* _YOUR INSTRUCTIONS_
Return the lines below that carry the word "link".
——————————
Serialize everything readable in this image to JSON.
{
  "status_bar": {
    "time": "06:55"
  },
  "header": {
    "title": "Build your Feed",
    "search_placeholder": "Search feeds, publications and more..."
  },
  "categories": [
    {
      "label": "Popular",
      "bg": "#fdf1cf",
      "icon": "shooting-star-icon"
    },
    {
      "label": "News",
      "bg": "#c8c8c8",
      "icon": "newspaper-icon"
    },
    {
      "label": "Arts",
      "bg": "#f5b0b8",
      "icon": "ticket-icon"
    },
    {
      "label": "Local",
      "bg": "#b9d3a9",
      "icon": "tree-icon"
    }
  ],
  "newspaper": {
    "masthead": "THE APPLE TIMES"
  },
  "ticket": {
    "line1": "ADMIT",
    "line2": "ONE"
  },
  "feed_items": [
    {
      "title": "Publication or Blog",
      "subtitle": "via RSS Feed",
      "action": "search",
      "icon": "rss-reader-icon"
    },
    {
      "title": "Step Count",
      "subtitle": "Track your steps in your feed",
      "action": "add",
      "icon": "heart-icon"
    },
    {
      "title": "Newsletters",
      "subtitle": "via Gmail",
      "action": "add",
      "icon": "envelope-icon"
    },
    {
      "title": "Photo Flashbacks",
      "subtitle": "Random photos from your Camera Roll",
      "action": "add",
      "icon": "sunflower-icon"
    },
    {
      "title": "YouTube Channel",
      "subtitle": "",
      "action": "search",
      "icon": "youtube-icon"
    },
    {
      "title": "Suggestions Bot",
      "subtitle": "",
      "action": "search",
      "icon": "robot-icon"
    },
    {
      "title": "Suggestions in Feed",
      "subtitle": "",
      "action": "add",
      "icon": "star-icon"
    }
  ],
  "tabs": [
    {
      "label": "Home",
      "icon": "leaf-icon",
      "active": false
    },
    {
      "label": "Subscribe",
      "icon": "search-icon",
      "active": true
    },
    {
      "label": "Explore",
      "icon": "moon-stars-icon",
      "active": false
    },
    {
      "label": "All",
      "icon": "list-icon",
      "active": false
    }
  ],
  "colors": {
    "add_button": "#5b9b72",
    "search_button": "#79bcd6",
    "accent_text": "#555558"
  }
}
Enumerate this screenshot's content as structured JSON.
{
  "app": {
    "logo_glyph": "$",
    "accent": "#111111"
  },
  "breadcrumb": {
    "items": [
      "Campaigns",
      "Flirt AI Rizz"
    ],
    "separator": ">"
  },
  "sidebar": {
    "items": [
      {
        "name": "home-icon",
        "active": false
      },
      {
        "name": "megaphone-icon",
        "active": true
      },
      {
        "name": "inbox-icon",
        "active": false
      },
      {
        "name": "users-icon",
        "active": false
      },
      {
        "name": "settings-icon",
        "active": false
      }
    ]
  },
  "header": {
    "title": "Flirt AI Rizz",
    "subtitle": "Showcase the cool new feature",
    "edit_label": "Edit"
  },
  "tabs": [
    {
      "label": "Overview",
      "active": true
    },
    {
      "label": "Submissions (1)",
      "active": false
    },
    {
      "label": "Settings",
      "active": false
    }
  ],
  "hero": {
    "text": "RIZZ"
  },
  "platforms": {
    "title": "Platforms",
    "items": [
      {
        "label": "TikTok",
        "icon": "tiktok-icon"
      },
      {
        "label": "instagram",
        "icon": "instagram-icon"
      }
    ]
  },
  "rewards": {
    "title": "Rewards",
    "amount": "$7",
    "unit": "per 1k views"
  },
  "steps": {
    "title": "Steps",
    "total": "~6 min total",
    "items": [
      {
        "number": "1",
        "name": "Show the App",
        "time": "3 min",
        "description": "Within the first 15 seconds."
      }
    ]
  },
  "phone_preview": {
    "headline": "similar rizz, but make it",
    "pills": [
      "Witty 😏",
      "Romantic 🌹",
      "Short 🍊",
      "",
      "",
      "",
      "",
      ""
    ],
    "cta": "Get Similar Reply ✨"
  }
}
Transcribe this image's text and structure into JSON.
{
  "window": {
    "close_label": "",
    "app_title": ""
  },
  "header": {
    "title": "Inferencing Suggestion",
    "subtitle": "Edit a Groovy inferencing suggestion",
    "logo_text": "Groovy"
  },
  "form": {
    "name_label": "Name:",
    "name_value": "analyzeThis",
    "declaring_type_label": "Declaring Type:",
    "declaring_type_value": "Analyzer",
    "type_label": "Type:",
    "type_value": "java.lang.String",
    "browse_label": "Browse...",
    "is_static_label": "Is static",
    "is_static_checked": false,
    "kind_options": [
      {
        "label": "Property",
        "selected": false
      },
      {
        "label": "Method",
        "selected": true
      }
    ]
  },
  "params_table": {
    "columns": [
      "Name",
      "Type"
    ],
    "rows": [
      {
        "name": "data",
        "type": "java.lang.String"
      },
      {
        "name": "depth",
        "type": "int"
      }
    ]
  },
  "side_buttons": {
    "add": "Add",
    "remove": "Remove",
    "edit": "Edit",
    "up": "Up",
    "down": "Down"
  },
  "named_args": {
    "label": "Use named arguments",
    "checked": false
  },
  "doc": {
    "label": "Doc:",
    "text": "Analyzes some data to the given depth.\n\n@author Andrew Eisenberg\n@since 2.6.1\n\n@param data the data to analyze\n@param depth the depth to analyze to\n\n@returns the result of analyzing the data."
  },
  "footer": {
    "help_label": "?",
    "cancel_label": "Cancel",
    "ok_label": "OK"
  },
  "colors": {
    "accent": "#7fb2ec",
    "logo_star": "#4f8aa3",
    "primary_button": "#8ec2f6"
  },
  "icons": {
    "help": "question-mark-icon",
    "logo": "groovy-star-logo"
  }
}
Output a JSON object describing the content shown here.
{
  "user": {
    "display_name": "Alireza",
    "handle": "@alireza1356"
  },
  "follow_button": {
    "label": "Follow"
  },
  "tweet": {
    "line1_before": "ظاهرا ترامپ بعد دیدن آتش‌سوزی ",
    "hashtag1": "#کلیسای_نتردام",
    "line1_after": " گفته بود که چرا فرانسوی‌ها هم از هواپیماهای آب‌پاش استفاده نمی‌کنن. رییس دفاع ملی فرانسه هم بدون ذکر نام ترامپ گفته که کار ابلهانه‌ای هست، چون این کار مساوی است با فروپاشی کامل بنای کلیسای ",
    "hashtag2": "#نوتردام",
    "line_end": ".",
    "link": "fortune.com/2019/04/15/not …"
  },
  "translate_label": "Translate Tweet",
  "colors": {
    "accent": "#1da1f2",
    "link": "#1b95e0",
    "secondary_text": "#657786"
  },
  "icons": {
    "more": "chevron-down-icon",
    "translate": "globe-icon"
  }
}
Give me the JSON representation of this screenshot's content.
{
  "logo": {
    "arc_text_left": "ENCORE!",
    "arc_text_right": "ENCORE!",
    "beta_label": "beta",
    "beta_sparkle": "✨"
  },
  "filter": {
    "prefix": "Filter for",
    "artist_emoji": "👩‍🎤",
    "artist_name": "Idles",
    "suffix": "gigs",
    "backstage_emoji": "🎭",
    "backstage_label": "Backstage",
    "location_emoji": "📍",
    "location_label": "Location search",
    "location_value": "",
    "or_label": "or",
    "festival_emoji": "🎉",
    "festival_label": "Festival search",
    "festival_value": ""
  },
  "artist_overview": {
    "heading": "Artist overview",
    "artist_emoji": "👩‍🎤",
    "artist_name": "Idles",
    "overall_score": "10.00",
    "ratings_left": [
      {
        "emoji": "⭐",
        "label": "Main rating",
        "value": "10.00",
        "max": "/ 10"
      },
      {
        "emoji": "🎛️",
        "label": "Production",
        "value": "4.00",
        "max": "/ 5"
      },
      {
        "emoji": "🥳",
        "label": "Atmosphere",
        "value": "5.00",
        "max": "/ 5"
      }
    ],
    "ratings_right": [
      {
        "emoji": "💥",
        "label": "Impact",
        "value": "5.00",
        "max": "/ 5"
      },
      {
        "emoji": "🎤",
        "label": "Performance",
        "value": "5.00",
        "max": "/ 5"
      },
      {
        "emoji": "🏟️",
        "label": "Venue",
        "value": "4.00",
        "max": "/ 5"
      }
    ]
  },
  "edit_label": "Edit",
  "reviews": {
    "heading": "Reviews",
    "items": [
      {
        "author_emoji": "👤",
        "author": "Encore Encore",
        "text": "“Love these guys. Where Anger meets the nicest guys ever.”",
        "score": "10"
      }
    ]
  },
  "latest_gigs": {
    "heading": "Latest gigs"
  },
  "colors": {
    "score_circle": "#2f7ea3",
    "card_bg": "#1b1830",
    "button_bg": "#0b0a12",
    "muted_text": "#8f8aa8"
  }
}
——————————
* _EXERCISE OUTPUT_
    "link": "fortune.com/2019/04/15/not …"
    "link": "#1b95e0",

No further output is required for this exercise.